-- START Information supplied --

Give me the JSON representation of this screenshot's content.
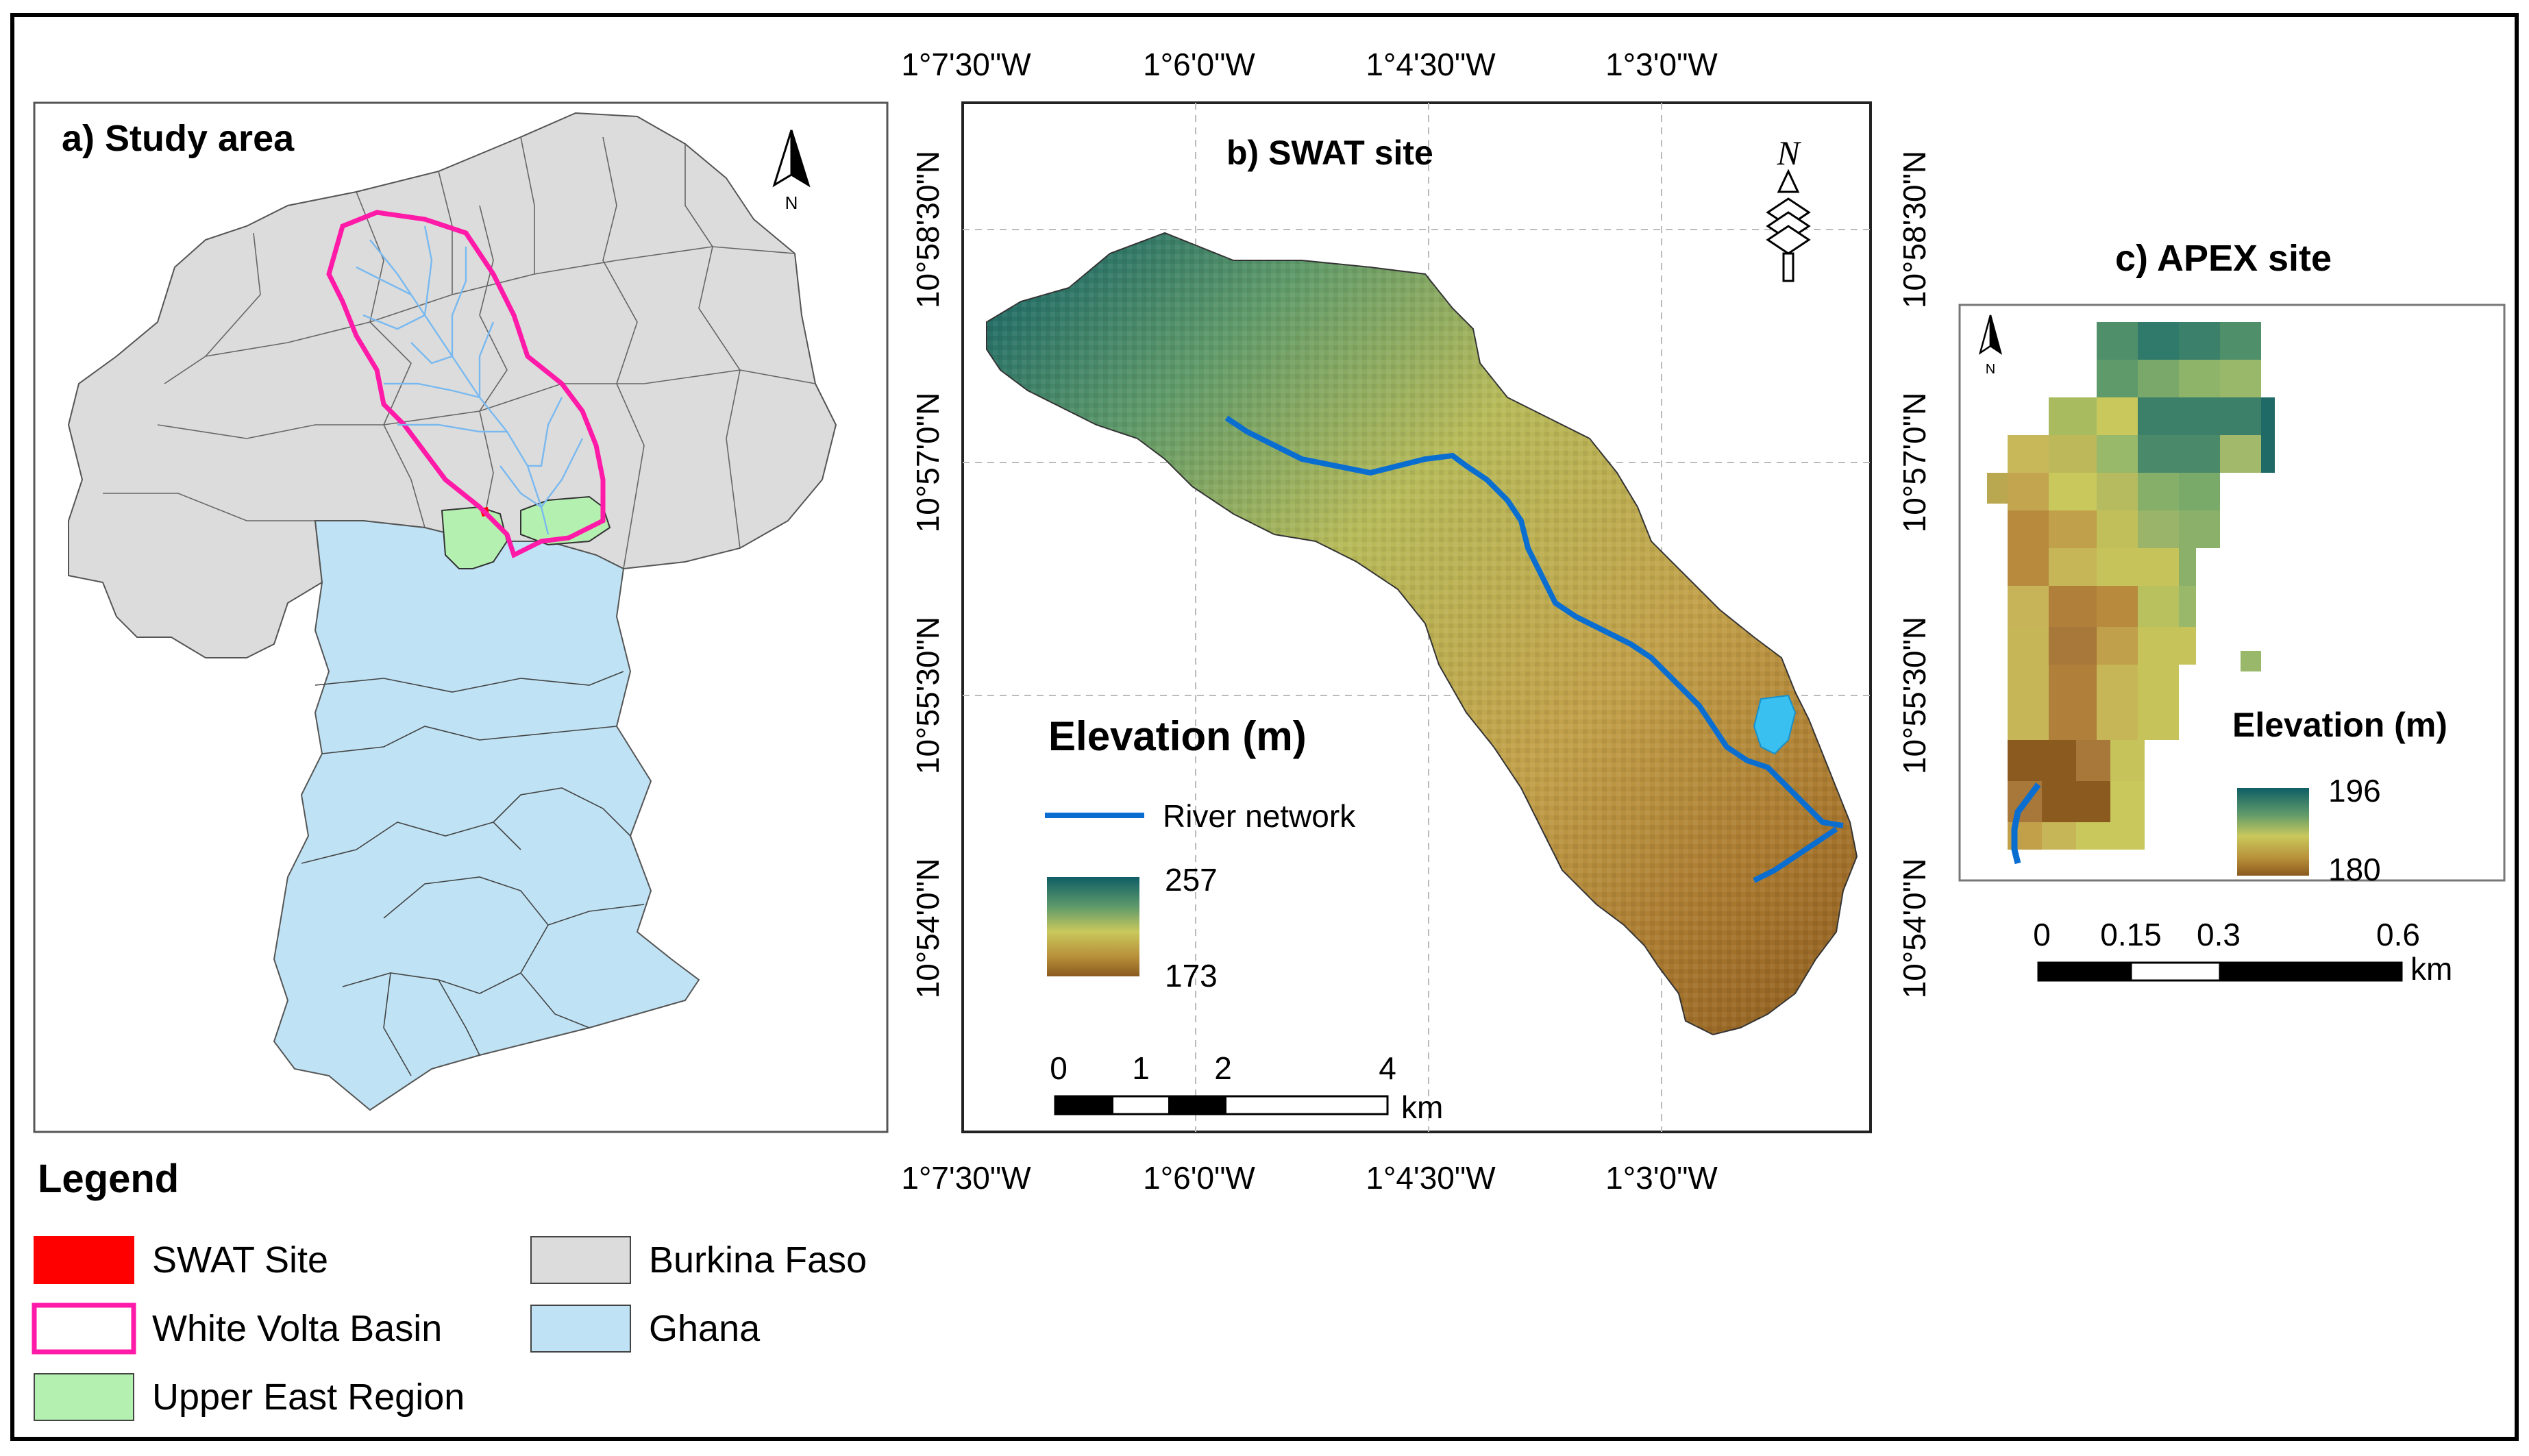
{
  "panel_a": {
    "title": "a) Study area",
    "north_label": "N"
  },
  "panel_b": {
    "title": "b) SWAT site",
    "north_label": "N",
    "lon_ticks": [
      "1°7'30\"W",
      "1°6'0\"W",
      "1°4'30\"W",
      "1°3'0\"W"
    ],
    "lat_ticks": [
      "10°58'30\"N",
      "10°57'0\"N",
      "10°55'30\"N",
      "10°54'0\"N"
    ],
    "legend_title": "Elevation (m)",
    "river_label": "River network",
    "elev_max": "257",
    "elev_min": "173",
    "scale_ticks": [
      "0",
      "1",
      "2",
      "4"
    ],
    "scale_unit": "km"
  },
  "panel_c": {
    "title": "c) APEX site",
    "north_label": "N",
    "legend_title": "Elevation (m)",
    "elev_max": "196",
    "elev_min": "180",
    "scale_ticks": [
      "0",
      "0.15",
      "0.3",
      "0.6"
    ],
    "scale_unit": "km"
  },
  "legend": {
    "title": "Legend",
    "items": [
      {
        "label": "SWAT Site",
        "color": "#ff0000",
        "border": "#ff0000"
      },
      {
        "label": "White Volta Basin",
        "color": "#ffffff",
        "border": "#ff1aa8"
      },
      {
        "label": "Upper East Region",
        "color": "#b4f0b0",
        "border": "#444444"
      },
      {
        "label": "Burkina Faso",
        "color": "#dcdcdc",
        "border": "#444444"
      },
      {
        "label": "Ghana",
        "color": "#bfe3f5",
        "border": "#444444"
      }
    ]
  },
  "colors": {
    "burkina_faso": "#dcdcdc",
    "ghana": "#bfe3f5",
    "upper_east": "#b4f0b0",
    "basin_outline": "#ff1aa8",
    "river": "#0a6ed1",
    "streams": "#79b9f0",
    "swat_site": "#ff0000",
    "elev_high": "#0f5e66",
    "elev_mid": "#c9c85c",
    "elev_low": "#8a5a1e"
  }
}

-- END Information supplied --

__Task to complete__
Apart from the pictures, the entries above are to be repeated in full and exactly.

__Response to this task__
Give me the JSON representation of this screenshot's content.
{
  "panel_a": {
    "title": "a) Study area",
    "north_label": "N"
  },
  "panel_b": {
    "title": "b) SWAT site",
    "north_label": "N",
    "lon_ticks": [
      "1°7'30\"W",
      "1°6'0\"W",
      "1°4'30\"W",
      "1°3'0\"W"
    ],
    "lat_ticks": [
      "10°58'30\"N",
      "10°57'0\"N",
      "10°55'30\"N",
      "10°54'0\"N"
    ],
    "legend_title": "Elevation (m)",
    "river_label": "River network",
    "elev_max": "257",
    "elev_min": "173",
    "scale_ticks": [
      "0",
      "1",
      "2",
      "4"
    ],
    "scale_unit": "km"
  },
  "panel_c": {
    "title": "c) APEX site",
    "north_label": "N",
    "legend_title": "Elevation (m)",
    "elev_max": "196",
    "elev_min": "180",
    "scale_ticks": [
      "0",
      "0.15",
      "0.3",
      "0.6"
    ],
    "scale_unit": "km"
  },
  "legend": {
    "title": "Legend",
    "items": [
      {
        "label": "SWAT Site",
        "color": "#ff0000",
        "border": "#ff0000"
      },
      {
        "label": "White Volta Basin",
        "color": "#ffffff",
        "border": "#ff1aa8"
      },
      {
        "label": "Upper East Region",
        "color": "#b4f0b0",
        "border": "#444444"
      },
      {
        "label": "Burkina Faso",
        "color": "#dcdcdc",
        "border": "#444444"
      },
      {
        "label": "Ghana",
        "color": "#bfe3f5",
        "border": "#444444"
      }
    ]
  },
  "colors": {
    "burkina_faso": "#dcdcdc",
    "ghana": "#bfe3f5",
    "upper_east": "#b4f0b0",
    "basin_outline": "#ff1aa8",
    "river": "#0a6ed1",
    "streams": "#79b9f0",
    "swat_site": "#ff0000",
    "elev_high": "#0f5e66",
    "elev_mid": "#c9c85c",
    "elev_low": "#8a5a1e"
  }
}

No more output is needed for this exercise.